**Given data:**
┌──
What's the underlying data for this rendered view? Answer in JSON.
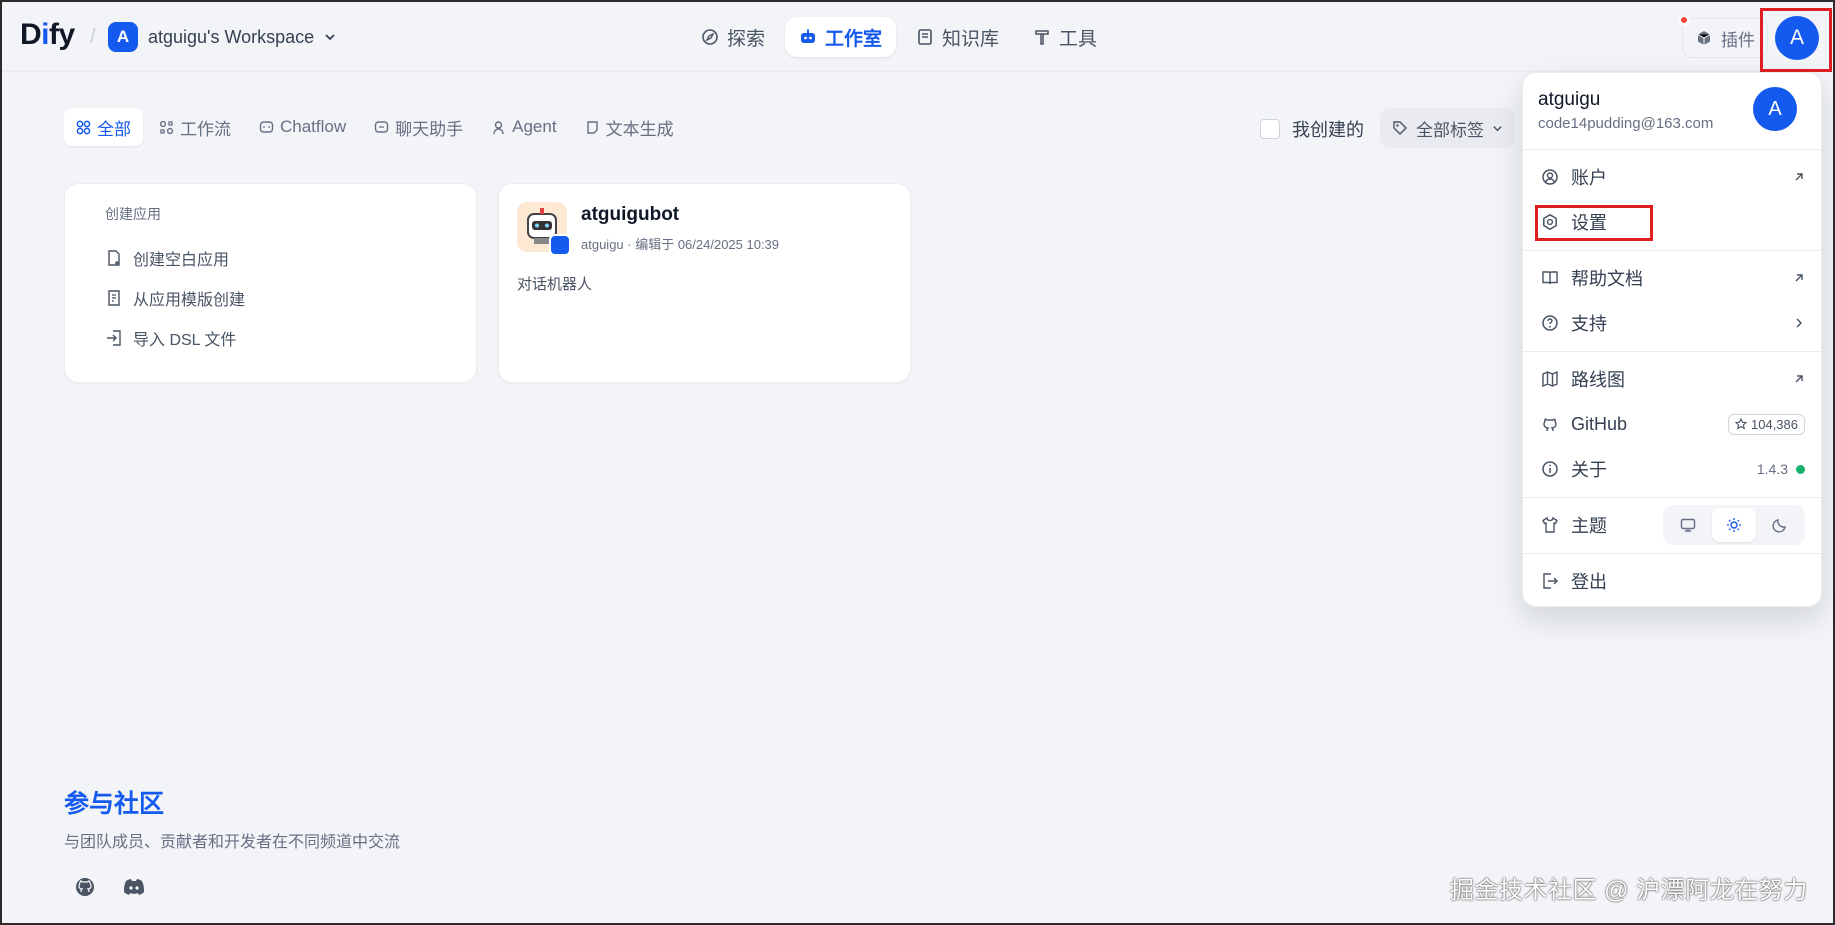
{
  "header": {
    "logo": {
      "d": "D",
      "i": "i",
      "fy": "fy"
    },
    "workspace": {
      "avatar": "A",
      "name": "atguigu's Workspace"
    },
    "nav": [
      {
        "label": "探索",
        "icon": "compass-icon"
      },
      {
        "label": "工作室",
        "icon": "robot-icon",
        "active": true
      },
      {
        "label": "知识库",
        "icon": "book-icon"
      },
      {
        "label": "工具",
        "icon": "hammer-icon"
      }
    ],
    "plugin_label": "插件",
    "user_avatar": "A"
  },
  "filters": {
    "tabs": [
      {
        "label": "全部",
        "active": true
      },
      {
        "label": "工作流"
      },
      {
        "label": "Chatflow"
      },
      {
        "label": "聊天助手"
      },
      {
        "label": "Agent"
      },
      {
        "label": "文本生成"
      }
    ],
    "mine_label": "我创建的",
    "tags_label": "全部标签"
  },
  "create_card": {
    "title": "创建应用",
    "items": [
      "创建空白应用",
      "从应用模版创建",
      "导入 DSL 文件"
    ]
  },
  "app_card": {
    "name": "atguigubot",
    "meta": "atguigu · 编辑于 06/24/2025 10:39",
    "description": "对话机器人"
  },
  "community": {
    "title": "参与社区",
    "subtitle": "与团队成员、贡献者和开发者在不同频道中交流"
  },
  "watermark": "掘金技术社区 @ 沪漂阿龙在努力",
  "menu": {
    "name": "atguigu",
    "email": "code14pudding@163.com",
    "avatar": "A",
    "items": {
      "account": "账户",
      "settings": "设置",
      "help": "帮助文档",
      "support": "支持",
      "roadmap": "路线图",
      "github": "GitHub",
      "github_stars": "104,386",
      "about": "关于",
      "version": "1.4.3",
      "theme": "主题",
      "logout": "登出"
    }
  },
  "colors": {
    "accent": "#155aef",
    "highlight": "#e02020",
    "status_green": "#17b26a"
  }
}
└──
**Requirement:** Pictures excluded, quote all the data above exactly.

**Worked answer:**
What's the underlying data for this rendered view? Answer in JSON.
{
  "header": {
    "logo": {
      "d": "D",
      "i": "i",
      "fy": "fy"
    },
    "workspace": {
      "avatar": "A",
      "name": "atguigu's Workspace"
    },
    "nav": [
      {
        "label": "探索",
        "icon": "compass-icon"
      },
      {
        "label": "工作室",
        "icon": "robot-icon",
        "active": true
      },
      {
        "label": "知识库",
        "icon": "book-icon"
      },
      {
        "label": "工具",
        "icon": "hammer-icon"
      }
    ],
    "plugin_label": "插件",
    "user_avatar": "A"
  },
  "filters": {
    "tabs": [
      {
        "label": "全部",
        "active": true
      },
      {
        "label": "工作流"
      },
      {
        "label": "Chatflow"
      },
      {
        "label": "聊天助手"
      },
      {
        "label": "Agent"
      },
      {
        "label": "文本生成"
      }
    ],
    "mine_label": "我创建的",
    "tags_label": "全部标签"
  },
  "create_card": {
    "title": "创建应用",
    "items": [
      "创建空白应用",
      "从应用模版创建",
      "导入 DSL 文件"
    ]
  },
  "app_card": {
    "name": "atguigubot",
    "meta": "atguigu · 编辑于 06/24/2025 10:39",
    "description": "对话机器人"
  },
  "community": {
    "title": "参与社区",
    "subtitle": "与团队成员、贡献者和开发者在不同频道中交流"
  },
  "watermark": "掘金技术社区 @ 沪漂阿龙在努力",
  "menu": {
    "name": "atguigu",
    "email": "code14pudding@163.com",
    "avatar": "A",
    "items": {
      "account": "账户",
      "settings": "设置",
      "help": "帮助文档",
      "support": "支持",
      "roadmap": "路线图",
      "github": "GitHub",
      "github_stars": "104,386",
      "about": "关于",
      "version": "1.4.3",
      "theme": "主题",
      "logout": "登出"
    }
  },
  "colors": {
    "accent": "#155aef",
    "highlight": "#e02020",
    "status_green": "#17b26a"
  }
}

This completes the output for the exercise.